- **To be done**
Write out each entry again. Keep every word exactly as it is.

(Stored entries)
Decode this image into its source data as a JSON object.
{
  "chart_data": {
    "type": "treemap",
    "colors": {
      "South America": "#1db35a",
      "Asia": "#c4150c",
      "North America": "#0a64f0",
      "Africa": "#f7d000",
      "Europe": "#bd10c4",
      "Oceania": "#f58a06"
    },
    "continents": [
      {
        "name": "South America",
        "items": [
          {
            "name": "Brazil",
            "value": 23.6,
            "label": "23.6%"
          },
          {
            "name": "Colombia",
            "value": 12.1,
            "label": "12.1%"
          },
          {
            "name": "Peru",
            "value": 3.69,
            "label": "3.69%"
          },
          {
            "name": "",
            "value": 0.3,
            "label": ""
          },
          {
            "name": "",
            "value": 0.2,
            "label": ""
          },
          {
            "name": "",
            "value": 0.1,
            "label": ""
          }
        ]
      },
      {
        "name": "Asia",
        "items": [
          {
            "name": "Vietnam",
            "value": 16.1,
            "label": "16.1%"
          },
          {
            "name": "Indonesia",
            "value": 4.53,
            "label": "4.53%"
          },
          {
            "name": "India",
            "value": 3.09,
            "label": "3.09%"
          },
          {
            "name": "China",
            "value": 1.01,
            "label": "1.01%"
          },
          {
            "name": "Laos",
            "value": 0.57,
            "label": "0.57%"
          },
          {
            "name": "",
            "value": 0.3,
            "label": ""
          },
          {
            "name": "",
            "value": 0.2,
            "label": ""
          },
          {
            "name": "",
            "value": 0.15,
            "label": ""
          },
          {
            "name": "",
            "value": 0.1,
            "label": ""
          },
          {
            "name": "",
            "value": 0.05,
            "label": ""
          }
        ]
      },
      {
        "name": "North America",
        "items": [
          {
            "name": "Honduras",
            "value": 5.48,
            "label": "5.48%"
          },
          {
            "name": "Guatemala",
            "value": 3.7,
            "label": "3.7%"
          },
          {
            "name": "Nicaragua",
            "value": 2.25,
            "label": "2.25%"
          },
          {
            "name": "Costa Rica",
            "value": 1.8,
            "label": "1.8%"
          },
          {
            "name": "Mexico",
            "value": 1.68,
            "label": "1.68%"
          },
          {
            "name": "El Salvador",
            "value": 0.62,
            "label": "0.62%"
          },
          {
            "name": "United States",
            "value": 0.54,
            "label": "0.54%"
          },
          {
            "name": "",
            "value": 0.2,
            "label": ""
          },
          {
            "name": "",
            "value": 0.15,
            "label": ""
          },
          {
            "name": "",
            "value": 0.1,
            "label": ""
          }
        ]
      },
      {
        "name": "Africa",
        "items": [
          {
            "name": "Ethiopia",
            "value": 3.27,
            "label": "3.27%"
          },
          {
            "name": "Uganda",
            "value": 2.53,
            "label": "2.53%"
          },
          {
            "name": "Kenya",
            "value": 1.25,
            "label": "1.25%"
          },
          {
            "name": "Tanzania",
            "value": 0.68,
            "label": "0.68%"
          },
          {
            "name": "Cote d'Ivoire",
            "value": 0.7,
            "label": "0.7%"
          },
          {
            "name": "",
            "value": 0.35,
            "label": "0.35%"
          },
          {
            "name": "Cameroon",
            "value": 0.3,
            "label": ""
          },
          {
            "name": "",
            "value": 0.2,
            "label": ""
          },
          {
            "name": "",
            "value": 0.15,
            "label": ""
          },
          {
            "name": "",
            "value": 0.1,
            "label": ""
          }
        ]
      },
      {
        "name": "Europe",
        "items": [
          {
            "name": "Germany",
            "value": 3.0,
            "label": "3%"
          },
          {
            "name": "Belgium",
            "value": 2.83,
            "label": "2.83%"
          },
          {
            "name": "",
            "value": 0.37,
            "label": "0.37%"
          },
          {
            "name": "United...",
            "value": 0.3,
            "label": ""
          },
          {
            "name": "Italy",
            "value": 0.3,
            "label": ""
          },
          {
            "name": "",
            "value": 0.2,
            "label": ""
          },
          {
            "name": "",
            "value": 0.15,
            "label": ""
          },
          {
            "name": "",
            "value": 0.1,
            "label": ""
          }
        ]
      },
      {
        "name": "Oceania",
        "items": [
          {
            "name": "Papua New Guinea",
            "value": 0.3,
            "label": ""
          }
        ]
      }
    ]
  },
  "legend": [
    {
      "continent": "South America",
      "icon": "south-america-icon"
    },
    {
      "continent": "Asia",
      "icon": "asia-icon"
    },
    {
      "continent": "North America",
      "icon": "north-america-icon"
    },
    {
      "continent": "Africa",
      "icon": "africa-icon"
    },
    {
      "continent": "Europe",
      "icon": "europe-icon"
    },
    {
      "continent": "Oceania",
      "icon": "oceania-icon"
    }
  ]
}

- **The answer**
Decode this image into its source data as a JSON object.
{
  "chart_data": {
    "type": "treemap",
    "colors": {
      "South America": "#1db35a",
      "Asia": "#c4150c",
      "North America": "#0a64f0",
      "Africa": "#f7d000",
      "Europe": "#bd10c4",
      "Oceania": "#f58a06"
    },
    "continents": [
      {
        "name": "South America",
        "items": [
          {
            "name": "Brazil",
            "value": 23.6,
            "label": "23.6%"
          },
          {
            "name": "Colombia",
            "value": 12.1,
            "label": "12.1%"
          },
          {
            "name": "Peru",
            "value": 3.69,
            "label": "3.69%"
          },
          {
            "name": "",
            "value": 0.3,
            "label": ""
          },
          {
            "name": "",
            "value": 0.2,
            "label": ""
          },
          {
            "name": "",
            "value": 0.1,
            "label": ""
          }
        ]
      },
      {
        "name": "Asia",
        "items": [
          {
            "name": "Vietnam",
            "value": 16.1,
            "label": "16.1%"
          },
          {
            "name": "Indonesia",
            "value": 4.53,
            "label": "4.53%"
          },
          {
            "name": "India",
            "value": 3.09,
            "label": "3.09%"
          },
          {
            "name": "China",
            "value": 1.01,
            "label": "1.01%"
          },
          {
            "name": "Laos",
            "value": 0.57,
            "label": "0.57%"
          },
          {
            "name": "",
            "value": 0.3,
            "label": ""
          },
          {
            "name": "",
            "value": 0.2,
            "label": ""
          },
          {
            "name": "",
            "value": 0.15,
            "label": ""
          },
          {
            "name": "",
            "value": 0.1,
            "label": ""
          },
          {
            "name": "",
            "value": 0.05,
            "label": ""
          }
        ]
      },
      {
        "name": "North America",
        "items": [
          {
            "name": "Honduras",
            "value": 5.48,
            "label": "5.48%"
          },
          {
            "name": "Guatemala",
            "value": 3.7,
            "label": "3.7%"
          },
          {
            "name": "Nicaragua",
            "value": 2.25,
            "label": "2.25%"
          },
          {
            "name": "Costa Rica",
            "value": 1.8,
            "label": "1.8%"
          },
          {
            "name": "Mexico",
            "value": 1.68,
            "label": "1.68%"
          },
          {
            "name": "El Salvador",
            "value": 0.62,
            "label": "0.62%"
          },
          {
            "name": "United States",
            "value": 0.54,
            "label": "0.54%"
          },
          {
            "name": "",
            "value": 0.2,
            "label": ""
          },
          {
            "name": "",
            "value": 0.15,
            "label": ""
          },
          {
            "name": "",
            "value": 0.1,
            "label": ""
          }
        ]
      },
      {
        "name": "Africa",
        "items": [
          {
            "name": "Ethiopia",
            "value": 3.27,
            "label": "3.27%"
          },
          {
            "name": "Uganda",
            "value": 2.53,
            "label": "2.53%"
          },
          {
            "name": "Kenya",
            "value": 1.25,
            "label": "1.25%"
          },
          {
            "name": "Tanzania",
            "value": 0.68,
            "label": "0.68%"
          },
          {
            "name": "Cote d'Ivoire",
            "value": 0.7,
            "label": "0.7%"
          },
          {
            "name": "",
            "value": 0.35,
            "label": "0.35%"
          },
          {
            "name": "Cameroon",
            "value": 0.3,
            "label": ""
          },
          {
            "name": "",
            "value": 0.2,
            "label": ""
          },
          {
            "name": "",
            "value": 0.15,
            "label": ""
          },
          {
            "name": "",
            "value": 0.1,
            "label": ""
          }
        ]
      },
      {
        "name": "Europe",
        "items": [
          {
            "name": "Germany",
            "value": 3.0,
            "label": "3%"
          },
          {
            "name": "Belgium",
            "value": 2.83,
            "label": "2.83%"
          },
          {
            "name": "",
            "value": 0.37,
            "label": "0.37%"
          },
          {
            "name": "United...",
            "value": 0.3,
            "label": ""
          },
          {
            "name": "Italy",
            "value": 0.3,
            "label": ""
          },
          {
            "name": "",
            "value": 0.2,
            "label": ""
          },
          {
            "name": "",
            "value": 0.15,
            "label": ""
          },
          {
            "name": "",
            "value": 0.1,
            "label": ""
          }
        ]
      },
      {
        "name": "Oceania",
        "items": [
          {
            "name": "Papua New Guinea",
            "value": 0.3,
            "label": ""
          }
        ]
      }
    ]
  },
  "legend": [
    {
      "continent": "South America",
      "icon": "south-america-icon"
    },
    {
      "continent": "Asia",
      "icon": "asia-icon"
    },
    {
      "continent": "North America",
      "icon": "north-america-icon"
    },
    {
      "continent": "Africa",
      "icon": "africa-icon"
    },
    {
      "continent": "Europe",
      "icon": "europe-icon"
    },
    {
      "continent": "Oceania",
      "icon": "oceania-icon"
    }
  ]
}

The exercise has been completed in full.